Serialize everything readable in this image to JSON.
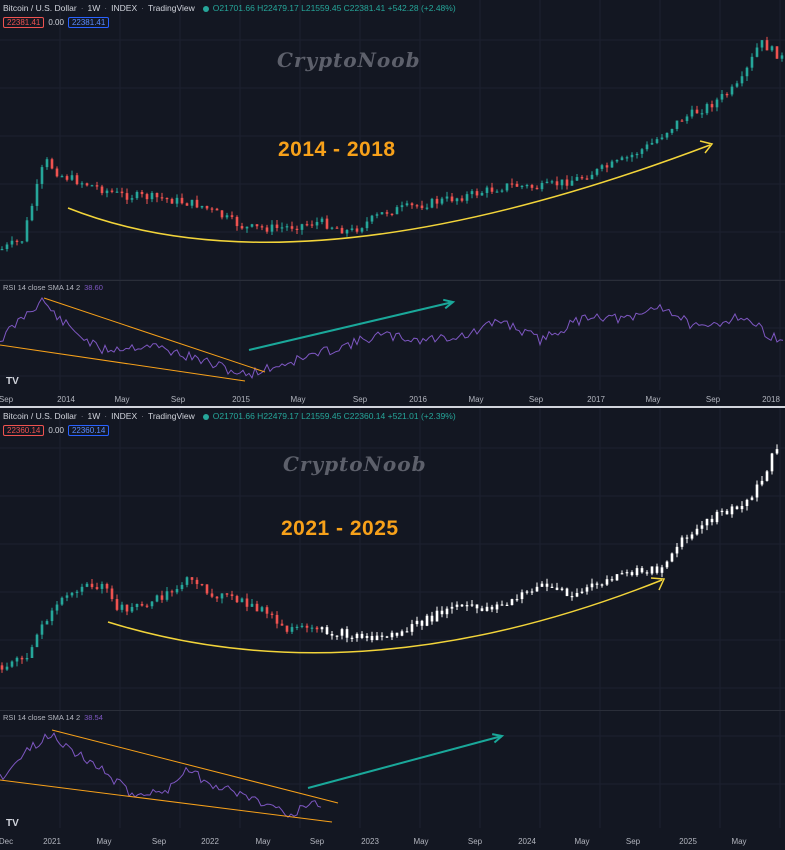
{
  "top": {
    "header": {
      "symbol": "Bitcoin / U.S. Dollar",
      "interval": "1W",
      "exchange": "INDEX",
      "source": "TradingView",
      "ohlc": "O21701.66 H22479.17 L21559.45 C22381.41 +542.28 (+2.48%)"
    },
    "badges": {
      "price": "22381.41",
      "zero": "0.00",
      "price2": "22381.41"
    },
    "watermark": "CryptoNoob",
    "range_label": "2014 - 2018",
    "rsi_label": {
      "text": "RSI 14 close SMA 14 2",
      "value": "38.60"
    },
    "x_ticks": [
      "Sep",
      "2014",
      "May",
      "Sep",
      "2015",
      "May",
      "Sep",
      "2016",
      "May",
      "Sep",
      "2017",
      "May",
      "Sep",
      "2018"
    ]
  },
  "bottom": {
    "header": {
      "symbol": "Bitcoin / U.S. Dollar",
      "interval": "1W",
      "exchange": "INDEX",
      "source": "TradingView",
      "ohlc": "O21701.66 H22479.17 L21559.45 C22360.14 +521.01 (+2.39%)"
    },
    "badges": {
      "price": "22360.14",
      "zero": "0.00",
      "price2": "22360.14"
    },
    "watermark": "CryptoNoob",
    "range_label": "2021 - 2025",
    "rsi_label": {
      "text": "RSI 14 close SMA 14 2",
      "value": "38.54"
    },
    "x_ticks": [
      "Dec",
      "2021",
      "May",
      "Sep",
      "2022",
      "May",
      "Sep",
      "2023",
      "May",
      "Sep",
      "2024",
      "May",
      "Sep",
      "2025",
      "May"
    ]
  },
  "colors": {
    "background": "#131722",
    "up_candle": "#26a69a",
    "down_candle": "#ef5350",
    "projected_candle": "#ffffff",
    "curve": "#f2d43a",
    "rsi_line": "#7e57c2",
    "trendline": "#f7a11a",
    "arrow": "#1aa89a",
    "label": "#f7a11a"
  },
  "chart_data": [
    {
      "type": "candlestick",
      "title": "Bitcoin / U.S. Dollar 1W INDEX",
      "period_label": "2014 - 2018",
      "x_range": [
        "2013-09",
        "2018-01"
      ],
      "y_scale": "log",
      "legend": "top-left",
      "annotations": [
        "rounded bottom curve 2014-2017",
        "RSI falling wedge during 2014",
        "RSI breakout arrow 2015"
      ]
    },
    {
      "type": "candlestick",
      "title": "Bitcoin / U.S. Dollar 1W INDEX",
      "period_label": "2021 - 2025",
      "x_range": [
        "2020-12",
        "2025-08"
      ],
      "y_scale": "log",
      "legend": "top-left",
      "annotations": [
        "rounded bottom curve 2021-2024",
        "projected white candles from late 2022",
        "RSI falling wedge during 2022",
        "RSI breakout arrow"
      ]
    }
  ]
}
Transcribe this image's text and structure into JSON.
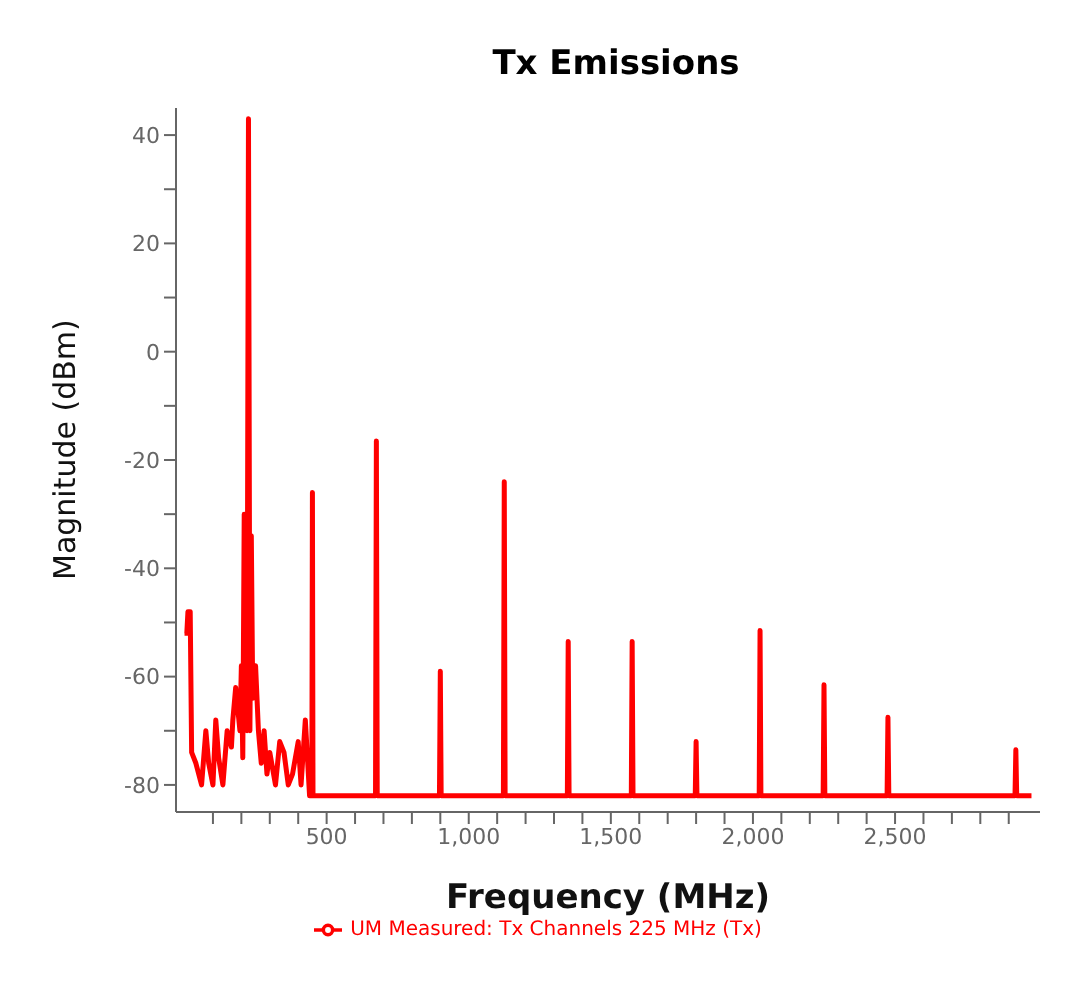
{
  "chart_data": {
    "type": "line",
    "title": "Tx Emissions",
    "xlabel": "Frequency (MHz)",
    "ylabel": "Magnitude (dBm)",
    "xlim": [
      -30,
      3010
    ],
    "ylim": [
      -85,
      45
    ],
    "xticks": [
      {
        "value": 100,
        "label": null
      },
      {
        "value": 200,
        "label": null
      },
      {
        "value": 300,
        "label": null
      },
      {
        "value": 400,
        "label": null
      },
      500,
      {
        "value": 600,
        "label": null
      },
      {
        "value": 700,
        "label": null
      },
      {
        "value": 800,
        "label": null
      },
      {
        "value": 900,
        "label": null
      },
      {
        "value": 1000,
        "label": "1,000"
      },
      {
        "value": 1100,
        "label": null
      },
      {
        "value": 1200,
        "label": null
      },
      {
        "value": 1300,
        "label": null
      },
      {
        "value": 1400,
        "label": null
      },
      {
        "value": 1500,
        "label": "1,500"
      },
      {
        "value": 1600,
        "label": null
      },
      {
        "value": 1700,
        "label": null
      },
      {
        "value": 1800,
        "label": null
      },
      {
        "value": 1900,
        "label": null
      },
      {
        "value": 2000,
        "label": "2,000"
      },
      {
        "value": 2100,
        "label": null
      },
      {
        "value": 2200,
        "label": null
      },
      {
        "value": 2300,
        "label": null
      },
      {
        "value": 2400,
        "label": null
      },
      {
        "value": 2500,
        "label": "2,500"
      },
      {
        "value": 2600,
        "label": null
      },
      {
        "value": 2700,
        "label": null
      },
      {
        "value": 2800,
        "label": null
      },
      {
        "value": 2900,
        "label": null
      }
    ],
    "yticks": [
      -80,
      {
        "value": -70,
        "label": null
      },
      -60,
      {
        "value": -50,
        "label": null
      },
      -40,
      {
        "value": -30,
        "label": null
      },
      -20,
      {
        "value": -10,
        "label": null
      },
      0,
      {
        "value": 10,
        "label": null
      },
      20,
      {
        "value": 30,
        "label": null
      },
      40
    ],
    "grid": false,
    "legend": "bottom",
    "marker": "none",
    "line_style": "solid",
    "series": [
      {
        "name": "UM Measured: Tx Channels 225 MHz (Tx)",
        "color": "#ff0000",
        "x": [
          0,
          8,
          12,
          20,
          25,
          40,
          60,
          75,
          85,
          100,
          110,
          120,
          135,
          150,
          165,
          170,
          180,
          195,
          200,
          205,
          210,
          215,
          220,
          225,
          230,
          235,
          240,
          250,
          260,
          270,
          280,
          290,
          300,
          320,
          335,
          350,
          365,
          380,
          400,
          410,
          425,
          440,
          448,
          450,
          452,
          460,
          600,
          672,
          675,
          678,
          700,
          897,
          900,
          903,
          1000,
          1122,
          1125,
          1128,
          1347,
          1350,
          1353,
          1572,
          1575,
          1578,
          1797,
          1800,
          1803,
          2022,
          2025,
          2028,
          2247,
          2250,
          2253,
          2300,
          2472,
          2475,
          2478,
          2697,
          2700,
          2703,
          2922,
          2925,
          2928,
          2980
        ],
        "values": [
          -52,
          -52,
          -48,
          -48,
          -74,
          -76,
          -80,
          -70,
          -76,
          -80,
          -68,
          -75,
          -80,
          -70,
          -73,
          -68,
          -62,
          -70,
          -58,
          -75,
          -30,
          -34,
          -70,
          43,
          -70,
          -34,
          -64,
          -58,
          -70,
          -76,
          -70,
          -78,
          -74,
          -80,
          -72,
          -74,
          -80,
          -78,
          -72,
          -80,
          -68,
          -82,
          -82,
          -26,
          -82,
          -82,
          -82,
          -82,
          -16.5,
          -82,
          -82,
          -82,
          -59,
          -82,
          -82,
          -82,
          -24,
          -82,
          -82,
          -53.5,
          -82,
          -82,
          -53.5,
          -82,
          -82,
          -72,
          -82,
          -82,
          -51.5,
          -82,
          -82,
          -61.5,
          -82,
          -82,
          -82,
          -67.5,
          -82,
          -82,
          -82,
          -82,
          -82,
          -73.5,
          -82,
          -82
        ]
      }
    ]
  }
}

------------

● **Objective**
Retype the data above exactly; pictures are not part of the copy.

● **Result of the exercise**
Serialize everything readable in this image to JSON.
{
  "top": {
    "header": {
      "symbol": "Bitcoin / U.S. Dollar",
      "interval": "1W",
      "exchange": "INDEX",
      "source": "TradingView",
      "ohlc": "O21701.66 H22479.17 L21559.45 C22381.41 +542.28 (+2.48%)"
    },
    "badges": {
      "price": "22381.41",
      "zero": "0.00",
      "price2": "22381.41"
    },
    "watermark": "CryptoNoob",
    "range_label": "2014 - 2018",
    "rsi_label": {
      "text": "RSI 14 close SMA 14 2",
      "value": "38.60"
    },
    "x_ticks": [
      "Sep",
      "2014",
      "May",
      "Sep",
      "2015",
      "May",
      "Sep",
      "2016",
      "May",
      "Sep",
      "2017",
      "May",
      "Sep",
      "2018"
    ]
  },
  "bottom": {
    "header": {
      "symbol": "Bitcoin / U.S. Dollar",
      "interval": "1W",
      "exchange": "INDEX",
      "source": "TradingView",
      "ohlc": "O21701.66 H22479.17 L21559.45 C22360.14 +521.01 (+2.39%)"
    },
    "badges": {
      "price": "22360.14",
      "zero": "0.00",
      "price2": "22360.14"
    },
    "watermark": "CryptoNoob",
    "range_label": "2021 - 2025",
    "rsi_label": {
      "text": "RSI 14 close SMA 14 2",
      "value": "38.54"
    },
    "x_ticks": [
      "Dec",
      "2021",
      "May",
      "Sep",
      "2022",
      "May",
      "Sep",
      "2023",
      "May",
      "Sep",
      "2024",
      "May",
      "Sep",
      "2025",
      "May"
    ]
  },
  "colors": {
    "background": "#131722",
    "up_candle": "#26a69a",
    "down_candle": "#ef5350",
    "projected_candle": "#ffffff",
    "curve": "#f2d43a",
    "rsi_line": "#7e57c2",
    "trendline": "#f7a11a",
    "arrow": "#1aa89a",
    "label": "#f7a11a"
  },
  "chart_data": [
    {
      "type": "candlestick",
      "title": "Bitcoin / U.S. Dollar 1W INDEX",
      "period_label": "2014 - 2018",
      "x_range": [
        "2013-09",
        "2018-01"
      ],
      "y_scale": "log",
      "legend": "top-left",
      "annotations": [
        "rounded bottom curve 2014-2017",
        "RSI falling wedge during 2014",
        "RSI breakout arrow 2015"
      ]
    },
    {
      "type": "candlestick",
      "title": "Bitcoin / U.S. Dollar 1W INDEX",
      "period_label": "2021 - 2025",
      "x_range": [
        "2020-12",
        "2025-08"
      ],
      "y_scale": "log",
      "legend": "top-left",
      "annotations": [
        "rounded bottom curve 2021-2024",
        "projected white candles from late 2022",
        "RSI falling wedge during 2022",
        "RSI breakout arrow"
      ]
    }
  ]
}
Transcribe this image's text and structure into JSON.
{
  "chart_data": {
    "type": "line",
    "title": "Tx Emissions",
    "xlabel": "Frequency (MHz)",
    "ylabel": "Magnitude (dBm)",
    "xlim": [
      -30,
      3010
    ],
    "ylim": [
      -85,
      45
    ],
    "xticks": [
      {
        "value": 100,
        "label": null
      },
      {
        "value": 200,
        "label": null
      },
      {
        "value": 300,
        "label": null
      },
      {
        "value": 400,
        "label": null
      },
      500,
      {
        "value": 600,
        "label": null
      },
      {
        "value": 700,
        "label": null
      },
      {
        "value": 800,
        "label": null
      },
      {
        "value": 900,
        "label": null
      },
      {
        "value": 1000,
        "label": "1,000"
      },
      {
        "value": 1100,
        "label": null
      },
      {
        "value": 1200,
        "label": null
      },
      {
        "value": 1300,
        "label": null
      },
      {
        "value": 1400,
        "label": null
      },
      {
        "value": 1500,
        "label": "1,500"
      },
      {
        "value": 1600,
        "label": null
      },
      {
        "value": 1700,
        "label": null
      },
      {
        "value": 1800,
        "label": null
      },
      {
        "value": 1900,
        "label": null
      },
      {
        "value": 2000,
        "label": "2,000"
      },
      {
        "value": 2100,
        "label": null
      },
      {
        "value": 2200,
        "label": null
      },
      {
        "value": 2300,
        "label": null
      },
      {
        "value": 2400,
        "label": null
      },
      {
        "value": 2500,
        "label": "2,500"
      },
      {
        "value": 2600,
        "label": null
      },
      {
        "value": 2700,
        "label": null
      },
      {
        "value": 2800,
        "label": null
      },
      {
        "value": 2900,
        "label": null
      }
    ],
    "yticks": [
      -80,
      {
        "value": -70,
        "label": null
      },
      -60,
      {
        "value": -50,
        "label": null
      },
      -40,
      {
        "value": -30,
        "label": null
      },
      -20,
      {
        "value": -10,
        "label": null
      },
      0,
      {
        "value": 10,
        "label": null
      },
      20,
      {
        "value": 30,
        "label": null
      },
      40
    ],
    "grid": false,
    "legend": "bottom",
    "marker": "none",
    "line_style": "solid",
    "series": [
      {
        "name": "UM Measured: Tx Channels 225 MHz (Tx)",
        "color": "#ff0000",
        "x": [
          0,
          8,
          12,
          20,
          25,
          40,
          60,
          75,
          85,
          100,
          110,
          120,
          135,
          150,
          165,
          170,
          180,
          195,
          200,
          205,
          210,
          215,
          220,
          225,
          230,
          235,
          240,
          250,
          260,
          270,
          280,
          290,
          300,
          320,
          335,
          350,
          365,
          380,
          400,
          410,
          425,
          440,
          448,
          450,
          452,
          460,
          600,
          672,
          675,
          678,
          700,
          897,
          900,
          903,
          1000,
          1122,
          1125,
          1128,
          1347,
          1350,
          1353,
          1572,
          1575,
          1578,
          1797,
          1800,
          1803,
          2022,
          2025,
          2028,
          2247,
          2250,
          2253,
          2300,
          2472,
          2475,
          2478,
          2697,
          2700,
          2703,
          2922,
          2925,
          2928,
          2980
        ],
        "values": [
          -52,
          -52,
          -48,
          -48,
          -74,
          -76,
          -80,
          -70,
          -76,
          -80,
          -68,
          -75,
          -80,
          -70,
          -73,
          -68,
          -62,
          -70,
          -58,
          -75,
          -30,
          -34,
          -70,
          43,
          -70,
          -34,
          -64,
          -58,
          -70,
          -76,
          -70,
          -78,
          -74,
          -80,
          -72,
          -74,
          -80,
          -78,
          -72,
          -80,
          -68,
          -82,
          -82,
          -26,
          -82,
          -82,
          -82,
          -82,
          -16.5,
          -82,
          -82,
          -82,
          -59,
          -82,
          -82,
          -82,
          -24,
          -82,
          -82,
          -53.5,
          -82,
          -82,
          -53.5,
          -82,
          -82,
          -72,
          -82,
          -82,
          -51.5,
          -82,
          -82,
          -61.5,
          -82,
          -82,
          -82,
          -67.5,
          -82,
          -82,
          -82,
          -82,
          -82,
          -73.5,
          -82,
          -82
        ]
      }
    ]
  }
}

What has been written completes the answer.